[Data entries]
━━━━━━
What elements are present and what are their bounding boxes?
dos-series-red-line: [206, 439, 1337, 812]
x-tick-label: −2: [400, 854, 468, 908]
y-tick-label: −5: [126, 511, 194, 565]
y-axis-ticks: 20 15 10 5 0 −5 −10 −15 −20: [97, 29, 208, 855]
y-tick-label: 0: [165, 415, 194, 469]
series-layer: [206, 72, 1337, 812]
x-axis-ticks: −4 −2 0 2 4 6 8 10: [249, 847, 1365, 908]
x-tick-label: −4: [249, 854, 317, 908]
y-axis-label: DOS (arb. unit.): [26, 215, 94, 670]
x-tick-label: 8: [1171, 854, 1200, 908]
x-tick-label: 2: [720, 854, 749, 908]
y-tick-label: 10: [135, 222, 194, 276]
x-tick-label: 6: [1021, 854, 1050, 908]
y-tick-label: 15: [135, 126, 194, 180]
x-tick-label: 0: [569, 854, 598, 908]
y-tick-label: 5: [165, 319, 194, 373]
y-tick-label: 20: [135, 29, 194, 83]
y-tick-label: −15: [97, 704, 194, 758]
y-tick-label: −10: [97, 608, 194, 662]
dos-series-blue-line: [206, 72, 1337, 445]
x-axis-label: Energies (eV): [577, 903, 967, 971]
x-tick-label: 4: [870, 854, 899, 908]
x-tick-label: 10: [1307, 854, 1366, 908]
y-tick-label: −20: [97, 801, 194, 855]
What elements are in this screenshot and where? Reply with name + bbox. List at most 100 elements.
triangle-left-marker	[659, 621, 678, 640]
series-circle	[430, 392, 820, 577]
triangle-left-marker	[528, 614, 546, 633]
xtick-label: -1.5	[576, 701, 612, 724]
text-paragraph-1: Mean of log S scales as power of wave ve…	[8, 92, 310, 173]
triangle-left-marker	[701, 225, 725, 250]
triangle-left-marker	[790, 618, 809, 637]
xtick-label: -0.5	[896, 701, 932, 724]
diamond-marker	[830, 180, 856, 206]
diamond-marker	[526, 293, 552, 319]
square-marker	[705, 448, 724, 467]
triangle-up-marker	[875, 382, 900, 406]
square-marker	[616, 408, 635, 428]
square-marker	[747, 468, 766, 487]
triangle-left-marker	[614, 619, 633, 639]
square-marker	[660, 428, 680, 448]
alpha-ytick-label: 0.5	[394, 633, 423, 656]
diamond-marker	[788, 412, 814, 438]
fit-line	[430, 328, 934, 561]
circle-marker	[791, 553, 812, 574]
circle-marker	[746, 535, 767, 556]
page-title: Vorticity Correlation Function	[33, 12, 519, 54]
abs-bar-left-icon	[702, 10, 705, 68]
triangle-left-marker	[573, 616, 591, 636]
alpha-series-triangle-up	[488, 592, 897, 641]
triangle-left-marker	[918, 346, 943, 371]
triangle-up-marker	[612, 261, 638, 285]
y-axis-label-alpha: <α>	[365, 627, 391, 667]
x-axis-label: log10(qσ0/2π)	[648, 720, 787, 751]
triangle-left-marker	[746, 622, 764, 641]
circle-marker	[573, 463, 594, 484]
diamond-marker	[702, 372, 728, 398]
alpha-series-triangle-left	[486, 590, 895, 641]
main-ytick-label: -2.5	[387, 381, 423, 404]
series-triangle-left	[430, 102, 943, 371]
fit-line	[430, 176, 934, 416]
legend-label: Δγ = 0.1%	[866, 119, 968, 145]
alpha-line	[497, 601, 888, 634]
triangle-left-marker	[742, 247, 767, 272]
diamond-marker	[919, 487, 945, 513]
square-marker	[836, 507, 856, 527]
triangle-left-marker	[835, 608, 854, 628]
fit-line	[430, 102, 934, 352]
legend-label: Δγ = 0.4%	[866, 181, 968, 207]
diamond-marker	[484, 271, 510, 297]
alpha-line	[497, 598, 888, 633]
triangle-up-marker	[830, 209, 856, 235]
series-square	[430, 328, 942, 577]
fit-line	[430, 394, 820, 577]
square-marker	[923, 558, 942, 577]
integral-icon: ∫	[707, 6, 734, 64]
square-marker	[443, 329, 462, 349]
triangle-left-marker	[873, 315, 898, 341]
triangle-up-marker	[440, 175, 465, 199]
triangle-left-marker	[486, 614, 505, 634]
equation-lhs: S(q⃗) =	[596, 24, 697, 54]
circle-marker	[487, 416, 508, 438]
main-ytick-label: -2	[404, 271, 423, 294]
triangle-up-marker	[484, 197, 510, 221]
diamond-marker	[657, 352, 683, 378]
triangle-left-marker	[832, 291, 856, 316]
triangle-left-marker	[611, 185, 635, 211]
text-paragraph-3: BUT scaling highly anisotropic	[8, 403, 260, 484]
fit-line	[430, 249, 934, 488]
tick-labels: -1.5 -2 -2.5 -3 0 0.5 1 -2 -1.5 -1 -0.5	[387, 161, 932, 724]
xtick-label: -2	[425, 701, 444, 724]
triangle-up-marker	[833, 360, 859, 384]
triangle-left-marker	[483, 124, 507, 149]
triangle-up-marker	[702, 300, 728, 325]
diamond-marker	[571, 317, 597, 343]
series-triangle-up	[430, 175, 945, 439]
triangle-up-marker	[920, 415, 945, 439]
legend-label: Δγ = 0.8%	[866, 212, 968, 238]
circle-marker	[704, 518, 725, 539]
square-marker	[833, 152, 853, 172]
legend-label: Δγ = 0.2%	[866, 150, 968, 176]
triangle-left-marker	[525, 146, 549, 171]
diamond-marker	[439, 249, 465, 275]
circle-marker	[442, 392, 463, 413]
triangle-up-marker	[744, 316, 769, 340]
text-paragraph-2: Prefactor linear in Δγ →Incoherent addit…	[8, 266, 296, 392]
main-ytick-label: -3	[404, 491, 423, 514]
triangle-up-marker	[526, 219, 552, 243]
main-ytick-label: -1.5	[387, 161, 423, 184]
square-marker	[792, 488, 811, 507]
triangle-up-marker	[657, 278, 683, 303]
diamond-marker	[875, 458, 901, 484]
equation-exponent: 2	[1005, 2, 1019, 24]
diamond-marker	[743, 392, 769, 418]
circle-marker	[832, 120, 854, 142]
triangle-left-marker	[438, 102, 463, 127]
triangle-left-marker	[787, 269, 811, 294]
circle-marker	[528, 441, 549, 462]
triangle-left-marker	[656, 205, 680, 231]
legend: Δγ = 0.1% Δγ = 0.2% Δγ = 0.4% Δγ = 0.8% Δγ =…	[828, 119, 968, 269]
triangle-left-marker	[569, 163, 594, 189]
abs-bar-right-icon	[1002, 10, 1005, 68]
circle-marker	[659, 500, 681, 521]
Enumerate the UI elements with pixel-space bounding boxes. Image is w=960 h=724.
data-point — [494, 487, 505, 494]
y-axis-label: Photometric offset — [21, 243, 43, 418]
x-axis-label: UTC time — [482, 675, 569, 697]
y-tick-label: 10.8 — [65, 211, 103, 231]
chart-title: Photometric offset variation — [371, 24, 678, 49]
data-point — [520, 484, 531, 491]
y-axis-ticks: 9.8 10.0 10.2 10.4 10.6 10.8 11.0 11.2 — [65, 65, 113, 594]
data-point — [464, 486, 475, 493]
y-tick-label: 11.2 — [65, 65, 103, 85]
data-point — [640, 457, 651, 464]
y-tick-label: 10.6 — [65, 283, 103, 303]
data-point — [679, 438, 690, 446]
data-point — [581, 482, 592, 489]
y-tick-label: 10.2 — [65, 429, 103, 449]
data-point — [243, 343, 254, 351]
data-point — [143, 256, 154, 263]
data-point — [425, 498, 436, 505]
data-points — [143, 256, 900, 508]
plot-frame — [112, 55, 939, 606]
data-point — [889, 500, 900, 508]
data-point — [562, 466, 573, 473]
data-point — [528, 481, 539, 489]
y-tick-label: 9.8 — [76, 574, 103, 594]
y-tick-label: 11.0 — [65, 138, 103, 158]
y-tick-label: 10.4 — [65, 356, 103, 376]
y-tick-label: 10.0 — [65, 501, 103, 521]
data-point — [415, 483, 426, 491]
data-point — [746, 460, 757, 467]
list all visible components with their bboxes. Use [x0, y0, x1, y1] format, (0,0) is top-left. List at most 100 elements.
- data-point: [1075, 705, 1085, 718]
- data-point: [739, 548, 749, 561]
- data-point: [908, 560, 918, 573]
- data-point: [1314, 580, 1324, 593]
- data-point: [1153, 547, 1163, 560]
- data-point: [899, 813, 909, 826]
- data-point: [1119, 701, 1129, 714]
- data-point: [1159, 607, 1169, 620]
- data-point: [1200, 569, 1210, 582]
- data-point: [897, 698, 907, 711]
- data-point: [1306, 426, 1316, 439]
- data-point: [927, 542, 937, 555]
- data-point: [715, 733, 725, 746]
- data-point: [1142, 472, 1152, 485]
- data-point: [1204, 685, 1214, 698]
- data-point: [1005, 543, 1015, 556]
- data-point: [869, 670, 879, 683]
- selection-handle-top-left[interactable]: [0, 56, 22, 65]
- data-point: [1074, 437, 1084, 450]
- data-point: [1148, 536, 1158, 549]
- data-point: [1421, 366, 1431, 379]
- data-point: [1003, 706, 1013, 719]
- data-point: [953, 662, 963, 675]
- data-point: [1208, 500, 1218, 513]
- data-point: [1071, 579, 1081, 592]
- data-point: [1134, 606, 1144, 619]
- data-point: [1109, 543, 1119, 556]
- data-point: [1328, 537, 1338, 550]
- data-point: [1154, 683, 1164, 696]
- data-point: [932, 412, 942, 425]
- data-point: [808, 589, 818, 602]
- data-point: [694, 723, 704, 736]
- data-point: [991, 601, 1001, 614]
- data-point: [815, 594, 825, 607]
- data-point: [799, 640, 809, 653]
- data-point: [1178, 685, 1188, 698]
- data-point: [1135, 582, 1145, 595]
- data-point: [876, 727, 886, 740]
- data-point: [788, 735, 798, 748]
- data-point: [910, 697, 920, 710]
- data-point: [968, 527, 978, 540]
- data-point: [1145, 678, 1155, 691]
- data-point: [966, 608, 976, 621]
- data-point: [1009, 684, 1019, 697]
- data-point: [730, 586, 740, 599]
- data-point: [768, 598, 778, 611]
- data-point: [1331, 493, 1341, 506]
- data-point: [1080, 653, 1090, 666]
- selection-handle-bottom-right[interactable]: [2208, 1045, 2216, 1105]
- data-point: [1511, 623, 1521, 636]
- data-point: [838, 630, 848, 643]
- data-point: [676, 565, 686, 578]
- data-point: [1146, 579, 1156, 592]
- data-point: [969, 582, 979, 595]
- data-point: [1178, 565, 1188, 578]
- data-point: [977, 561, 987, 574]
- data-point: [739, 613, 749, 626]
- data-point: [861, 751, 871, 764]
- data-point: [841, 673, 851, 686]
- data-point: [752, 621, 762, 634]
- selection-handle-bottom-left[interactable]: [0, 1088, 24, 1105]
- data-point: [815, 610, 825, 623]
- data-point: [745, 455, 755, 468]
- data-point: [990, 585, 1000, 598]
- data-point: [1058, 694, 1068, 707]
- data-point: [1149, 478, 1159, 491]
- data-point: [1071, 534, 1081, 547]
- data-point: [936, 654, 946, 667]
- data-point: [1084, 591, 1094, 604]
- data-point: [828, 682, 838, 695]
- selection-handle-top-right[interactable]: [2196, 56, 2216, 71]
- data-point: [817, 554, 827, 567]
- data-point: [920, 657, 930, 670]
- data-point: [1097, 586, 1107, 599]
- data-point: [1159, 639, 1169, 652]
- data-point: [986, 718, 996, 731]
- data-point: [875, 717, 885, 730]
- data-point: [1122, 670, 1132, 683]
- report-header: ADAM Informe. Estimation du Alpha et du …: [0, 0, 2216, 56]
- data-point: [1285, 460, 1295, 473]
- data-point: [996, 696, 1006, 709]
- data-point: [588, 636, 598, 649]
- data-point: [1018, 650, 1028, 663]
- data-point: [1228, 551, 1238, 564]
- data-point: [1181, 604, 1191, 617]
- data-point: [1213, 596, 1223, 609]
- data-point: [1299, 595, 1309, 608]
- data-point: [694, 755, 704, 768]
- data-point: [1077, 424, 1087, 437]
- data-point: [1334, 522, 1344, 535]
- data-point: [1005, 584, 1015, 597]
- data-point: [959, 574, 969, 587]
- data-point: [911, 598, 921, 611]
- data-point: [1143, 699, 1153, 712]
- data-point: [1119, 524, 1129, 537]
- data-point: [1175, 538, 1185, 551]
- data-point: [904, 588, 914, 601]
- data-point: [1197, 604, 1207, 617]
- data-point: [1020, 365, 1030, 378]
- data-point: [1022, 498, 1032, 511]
━━━━━━
=== Required work ===
Take the lines from the start of the items through the line containing "y-tick-label: 10: [135, 222, 194, 276]", switch "x-tick-label" to "x-tick-text" everywhere in them, and write those lines out again with nothing else changed.

=== Correct answer ===
What elements are present and what are their bounding boxes?
dos-series-red-line: [206, 439, 1337, 812]
x-tick-text: −2: [400, 854, 468, 908]
y-tick-label: −5: [126, 511, 194, 565]
y-axis-ticks: 20 15 10 5 0 −5 −10 −15 −20: [97, 29, 208, 855]
y-tick-label: 0: [165, 415, 194, 469]
series-layer: [206, 72, 1337, 812]
x-axis-ticks: −4 −2 0 2 4 6 8 10: [249, 847, 1365, 908]
x-tick-text: −4: [249, 854, 317, 908]
y-axis-label: DOS (arb. unit.): [26, 215, 94, 670]
x-tick-text: 8: [1171, 854, 1200, 908]
x-tick-text: 2: [720, 854, 749, 908]
y-tick-label: 10: [135, 222, 194, 276]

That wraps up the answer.